■ Objective: Copy everything in the listing below word for word, apart from any images.

Extracted data entries:
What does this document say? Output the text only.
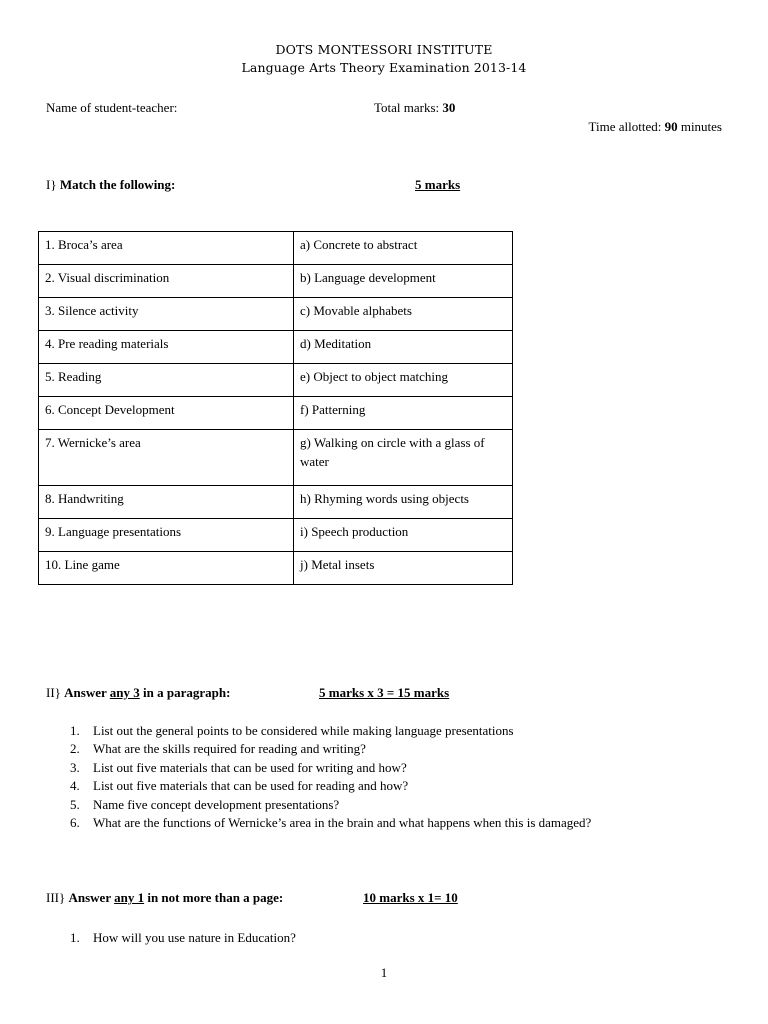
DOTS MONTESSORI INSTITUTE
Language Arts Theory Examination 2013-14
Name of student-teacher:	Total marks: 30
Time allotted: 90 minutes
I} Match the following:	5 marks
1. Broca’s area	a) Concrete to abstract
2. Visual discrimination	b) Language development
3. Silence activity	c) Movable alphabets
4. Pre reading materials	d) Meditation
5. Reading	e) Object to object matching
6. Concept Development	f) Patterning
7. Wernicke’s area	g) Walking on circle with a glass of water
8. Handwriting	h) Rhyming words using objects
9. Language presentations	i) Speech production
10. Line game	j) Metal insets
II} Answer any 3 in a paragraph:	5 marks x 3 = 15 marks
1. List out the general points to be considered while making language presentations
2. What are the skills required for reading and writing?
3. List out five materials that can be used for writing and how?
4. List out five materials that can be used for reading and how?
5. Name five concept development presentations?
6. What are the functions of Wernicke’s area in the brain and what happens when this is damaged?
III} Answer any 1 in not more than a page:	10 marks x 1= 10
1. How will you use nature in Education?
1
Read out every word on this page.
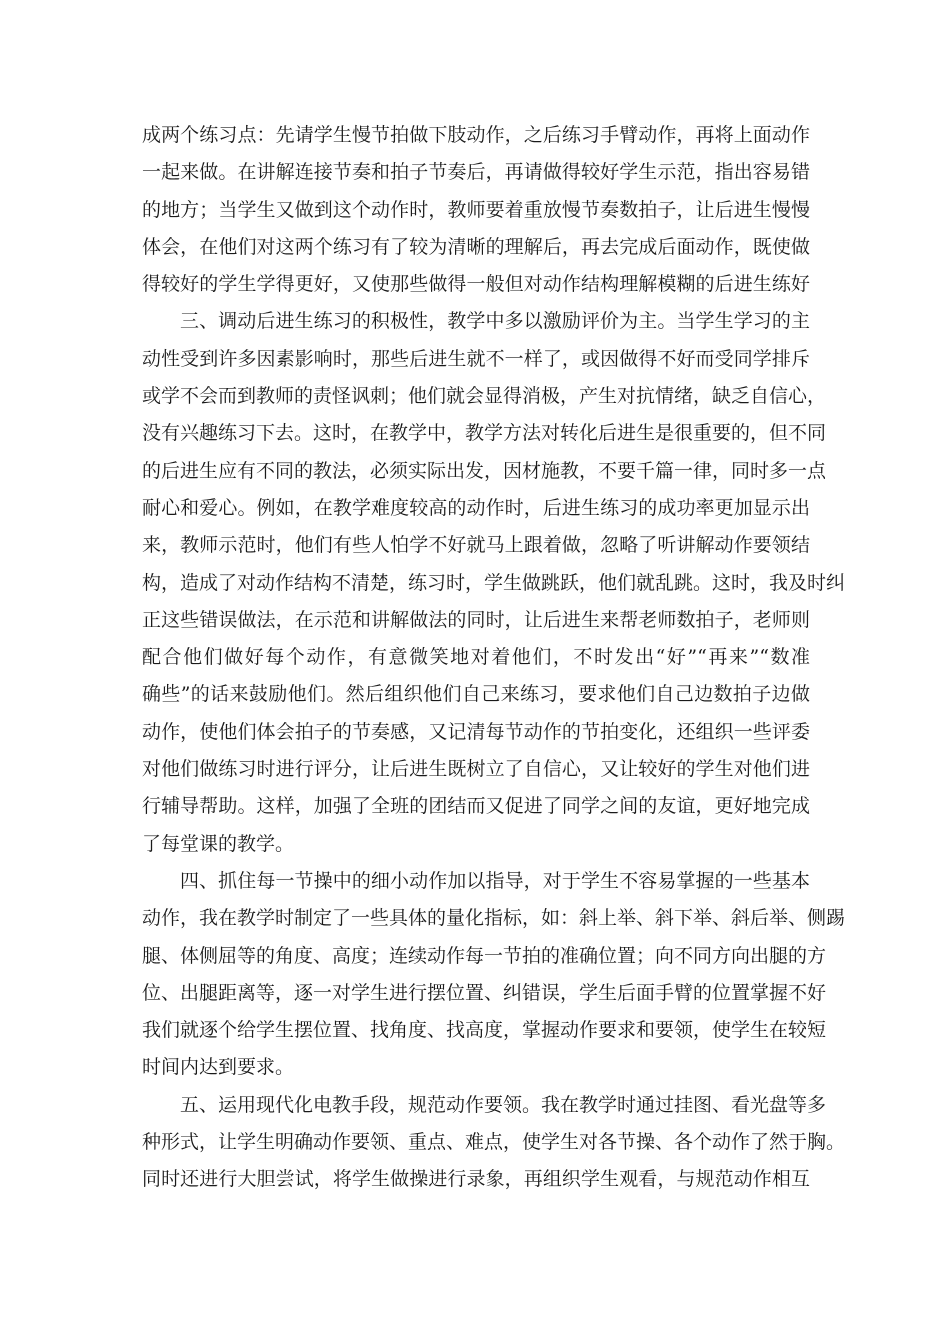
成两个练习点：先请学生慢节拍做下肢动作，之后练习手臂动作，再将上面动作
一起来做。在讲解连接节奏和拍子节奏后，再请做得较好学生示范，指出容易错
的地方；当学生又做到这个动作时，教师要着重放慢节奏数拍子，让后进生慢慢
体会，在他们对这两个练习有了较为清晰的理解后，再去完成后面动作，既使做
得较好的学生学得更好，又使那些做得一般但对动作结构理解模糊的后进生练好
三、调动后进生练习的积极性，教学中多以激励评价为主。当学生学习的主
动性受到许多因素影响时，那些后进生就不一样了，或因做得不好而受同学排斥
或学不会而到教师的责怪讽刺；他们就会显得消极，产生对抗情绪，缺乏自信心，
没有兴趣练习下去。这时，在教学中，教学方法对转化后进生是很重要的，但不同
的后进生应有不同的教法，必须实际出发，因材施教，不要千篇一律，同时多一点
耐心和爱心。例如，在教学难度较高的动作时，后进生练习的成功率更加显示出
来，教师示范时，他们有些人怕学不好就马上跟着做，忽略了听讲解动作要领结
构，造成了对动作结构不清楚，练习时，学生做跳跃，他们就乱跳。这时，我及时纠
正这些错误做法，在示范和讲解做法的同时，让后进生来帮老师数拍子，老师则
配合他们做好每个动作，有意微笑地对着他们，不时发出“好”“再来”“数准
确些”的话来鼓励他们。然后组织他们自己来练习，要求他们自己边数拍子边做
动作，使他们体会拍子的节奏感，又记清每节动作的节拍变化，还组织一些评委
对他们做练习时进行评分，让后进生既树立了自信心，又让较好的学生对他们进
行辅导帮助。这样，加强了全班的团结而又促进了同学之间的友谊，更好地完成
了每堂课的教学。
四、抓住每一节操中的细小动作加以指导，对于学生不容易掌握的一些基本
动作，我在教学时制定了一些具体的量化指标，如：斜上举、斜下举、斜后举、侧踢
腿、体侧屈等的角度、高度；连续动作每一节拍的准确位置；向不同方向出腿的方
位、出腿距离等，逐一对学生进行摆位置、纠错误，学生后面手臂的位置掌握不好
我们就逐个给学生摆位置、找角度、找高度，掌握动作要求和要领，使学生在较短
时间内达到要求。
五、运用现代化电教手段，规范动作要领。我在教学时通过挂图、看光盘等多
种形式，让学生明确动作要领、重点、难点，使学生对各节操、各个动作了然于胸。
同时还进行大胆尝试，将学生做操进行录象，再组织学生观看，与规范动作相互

■ The completed task:
What does this document say? Output the text only.
DOTS MONTESSORI INSTITUTE
Language Arts Theory Examination 2013-14
Name of student-teacher:	Total marks: 30
Time allotted: 90 minutes
I} Match the following:	5 marks
1. Broca’s area	a) Concrete to abstract
2. Visual discrimination	b) Language development
3. Silence activity	c) Movable alphabets
4. Pre reading materials	d) Meditation
5. Reading	e) Object to object matching
6. Concept Development	f) Patterning
7. Wernicke’s area	g) Walking on circle with a glass of water
8. Handwriting	h) Rhyming words using objects
9. Language presentations	i) Speech production
10. Line game	j) Metal insets
II} Answer any 3 in a paragraph:	5 marks x 3 = 15 marks
1. List out the general points to be considered while making language presentations
2. What are the skills required for reading and writing?
3. List out five materials that can be used for writing and how?
4. List out five materials that can be used for reading and how?
5. Name five concept development presentations?
6. What are the functions of Wernicke’s area in the brain and what happens when this is damaged?
III} Answer any 1 in not more than a page:	10 marks x 1= 10
1. How will you use nature in Education?
1
Read out every word on this page.
成两个练习点：先请学生慢节拍做下肢动作，之后练习手臂动作，再将上面动作
一起来做。在讲解连接节奏和拍子节奏后，再请做得较好学生示范，指出容易错
的地方；当学生又做到这个动作时，教师要着重放慢节奏数拍子，让后进生慢慢
体会，在他们对这两个练习有了较为清晰的理解后，再去完成后面动作，既使做
得较好的学生学得更好，又使那些做得一般但对动作结构理解模糊的后进生练好
三、调动后进生练习的积极性，教学中多以激励评价为主。当学生学习的主
动性受到许多因素影响时，那些后进生就不一样了，或因做得不好而受同学排斥
或学不会而到教师的责怪讽刺；他们就会显得消极，产生对抗情绪，缺乏自信心，
没有兴趣练习下去。这时，在教学中，教学方法对转化后进生是很重要的，但不同
的后进生应有不同的教法，必须实际出发，因材施教，不要千篇一律，同时多一点
耐心和爱心。例如，在教学难度较高的动作时，后进生练习的成功率更加显示出
来，教师示范时，他们有些人怕学不好就马上跟着做，忽略了听讲解动作要领结
构，造成了对动作结构不清楚，练习时，学生做跳跃，他们就乱跳。这时，我及时纠
正这些错误做法，在示范和讲解做法的同时，让后进生来帮老师数拍子，老师则
配合他们做好每个动作，有意微笑地对着他们，不时发出“好”“再来”“数准
确些”的话来鼓励他们。然后组织他们自己来练习，要求他们自己边数拍子边做
动作，使他们体会拍子的节奏感，又记清每节动作的节拍变化，还组织一些评委
对他们做练习时进行评分，让后进生既树立了自信心，又让较好的学生对他们进
行辅导帮助。这样，加强了全班的团结而又促进了同学之间的友谊，更好地完成
了每堂课的教学。
四、抓住每一节操中的细小动作加以指导，对于学生不容易掌握的一些基本
动作，我在教学时制定了一些具体的量化指标，如：斜上举、斜下举、斜后举、侧踢
腿、体侧屈等的角度、高度；连续动作每一节拍的准确位置；向不同方向出腿的方
位、出腿距离等，逐一对学生进行摆位置、纠错误，学生后面手臂的位置掌握不好
我们就逐个给学生摆位置、找角度、找高度，掌握动作要求和要领，使学生在较短
时间内达到要求。
五、运用现代化电教手段，规范动作要领。我在教学时通过挂图、看光盘等多
种形式，让学生明确动作要领、重点、难点，使学生对各节操、各个动作了然于胸。
同时还进行大胆尝试，将学生做操进行录象，再组织学生观看，与规范动作相互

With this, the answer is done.